— START —

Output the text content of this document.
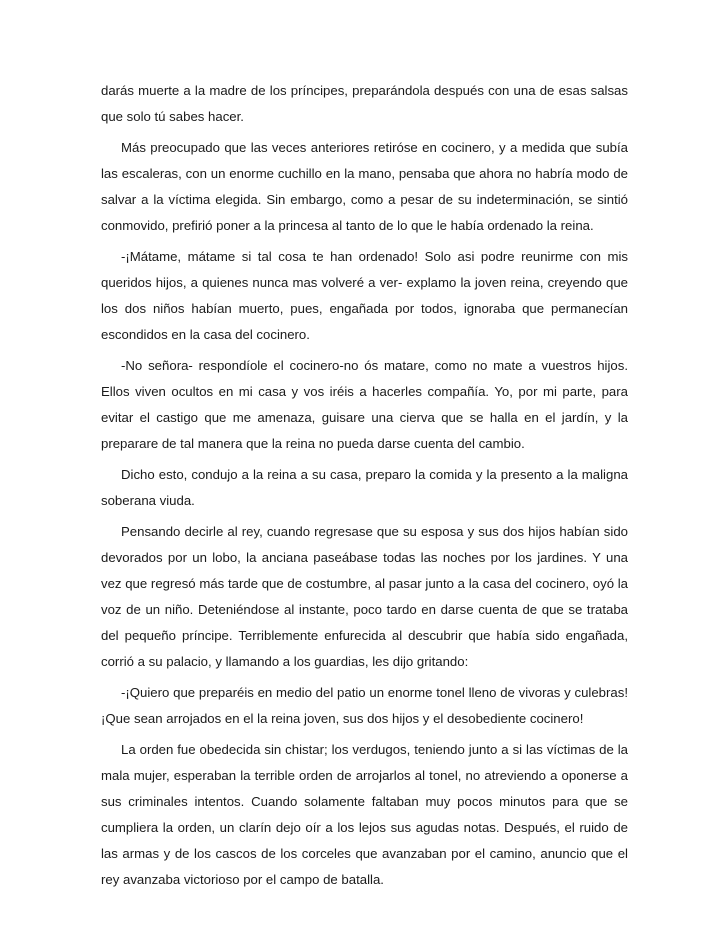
darás muerte a la madre de los príncipes, preparándola después con una de esas salsas que solo tú sabes hacer.

Más preocupado que las veces anteriores retiróse en cocinero, y a medida que subía las escaleras, con un enorme cuchillo en la mano, pensaba que ahora no habría modo de salvar a la víctima elegida. Sin embargo, como a pesar de su indeterminación, se sintió conmovido, prefirió poner a la princesa al tanto de lo que le había ordenado la reina.

-¡Mátame, mátame si tal cosa te han ordenado! Solo asi podre reunirme con mis queridos hijos, a quienes nunca mas volveré a ver- explamo la joven reina, creyendo que los dos niños habían muerto, pues, engañada por todos, ignoraba que permanecían escondidos en la casa del cocinero.

-No señora- respondíole el cocinero-no ós matare, como no mate a vuestros hijos. Ellos viven ocultos en mi casa y vos iréis a hacerles compañía. Yo, por mi parte, para evitar el castigo que me amenaza, guisare una cierva que se halla en el jardín, y la preparare de tal manera que la reina no pueda darse cuenta del cambio.

Dicho esto, condujo a la reina a su casa, preparo la comida y la presento a la maligna soberana viuda.

Pensando decirle al rey, cuando regresase que su esposa y sus dos hijos habían sido devorados por un lobo, la anciana paseábase todas las noches por los jardines. Y una vez que regresó más tarde que de costumbre, al pasar junto a la casa del cocinero, oyó la voz de un niño. Deteniéndose al instante, poco tardo en darse cuenta de que se trataba del pequeño príncipe. Terriblemente enfurecida al descubrir que había sido engañada, corrió a su palacio, y llamando a los guardias, les dijo gritando:

-¡Quiero que preparéis en medio del patio un enorme tonel lleno de vivoras y culebras! ¡Que sean arrojados en el la reina joven, sus dos hijos y el desobediente cocinero!

La orden fue obedecida sin chistar; los verdugos, teniendo junto a si las víctimas de la mala mujer, esperaban la terrible orden de arrojarlos al tonel, no atreviendo a oponerse a sus criminales intentos. Cuando solamente faltaban muy pocos minutos para que se cumpliera la orden, un clarín dejo oír a los lejos sus agudas notas. Después, el ruido de las armas y de los cascos de los corceles que avanzaban por el camino, anuncio que el rey avanzaba victorioso por el campo de batalla.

— END —

Pictures in the records above are left out; print everything else exactly as written.

Output the text content of this document.
darás muerte a la madre de los príncipes, preparándola después con una de esas salsas que solo tú sabes hacer.

Más preocupado que las veces anteriores retiróse en cocinero, y a medida que subía las escaleras, con un enorme cuchillo en la mano, pensaba que ahora no habría modo de salvar a la víctima elegida. Sin embargo, como a pesar de su indeterminación, se sintió conmovido, prefirió poner a la princesa al tanto de lo que le había ordenado la reina.

-¡Mátame, mátame si tal cosa te han ordenado! Solo asi podre reunirme con mis queridos hijos, a quienes nunca mas volveré a ver- explamo la joven reina, creyendo que los dos niños habían muerto, pues, engañada por todos, ignoraba que permanecían escondidos en la casa del cocinero.

-No señora- respondíole el cocinero-no ós matare, como no mate a vuestros hijos. Ellos viven ocultos en mi casa y vos iréis a hacerles compañía. Yo, por mi parte, para evitar el castigo que me amenaza, guisare una cierva que se halla en el jardín, y la preparare de tal manera que la reina no pueda darse cuenta del cambio.

Dicho esto, condujo a la reina a su casa, preparo la comida y la presento a la maligna soberana viuda.

Pensando decirle al rey, cuando regresase que su esposa y sus dos hijos habían sido devorados por un lobo, la anciana paseábase todas las noches por los jardines. Y una vez que regresó más tarde que de costumbre, al pasar junto a la casa del cocinero, oyó la voz de un niño. Deteniéndose al instante, poco tardo en darse cuenta de que se trataba del pequeño príncipe. Terriblemente enfurecida al descubrir que había sido engañada, corrió a su palacio, y llamando a los guardias, les dijo gritando:

-¡Quiero que preparéis en medio del patio un enorme tonel lleno de vivoras y culebras! ¡Que sean arrojados en el la reina joven, sus dos hijos y el desobediente cocinero!

La orden fue obedecida sin chistar; los verdugos, teniendo junto a si las víctimas de la mala mujer, esperaban la terrible orden de arrojarlos al tonel, no atreviendo a oponerse a sus criminales intentos. Cuando solamente faltaban muy pocos minutos para que se cumpliera la orden, un clarín dejo oír a los lejos sus agudas notas. Después, el ruido de las armas y de los cascos de los corceles que avanzaban por el camino, anuncio que el rey avanzaba victorioso por el campo de batalla.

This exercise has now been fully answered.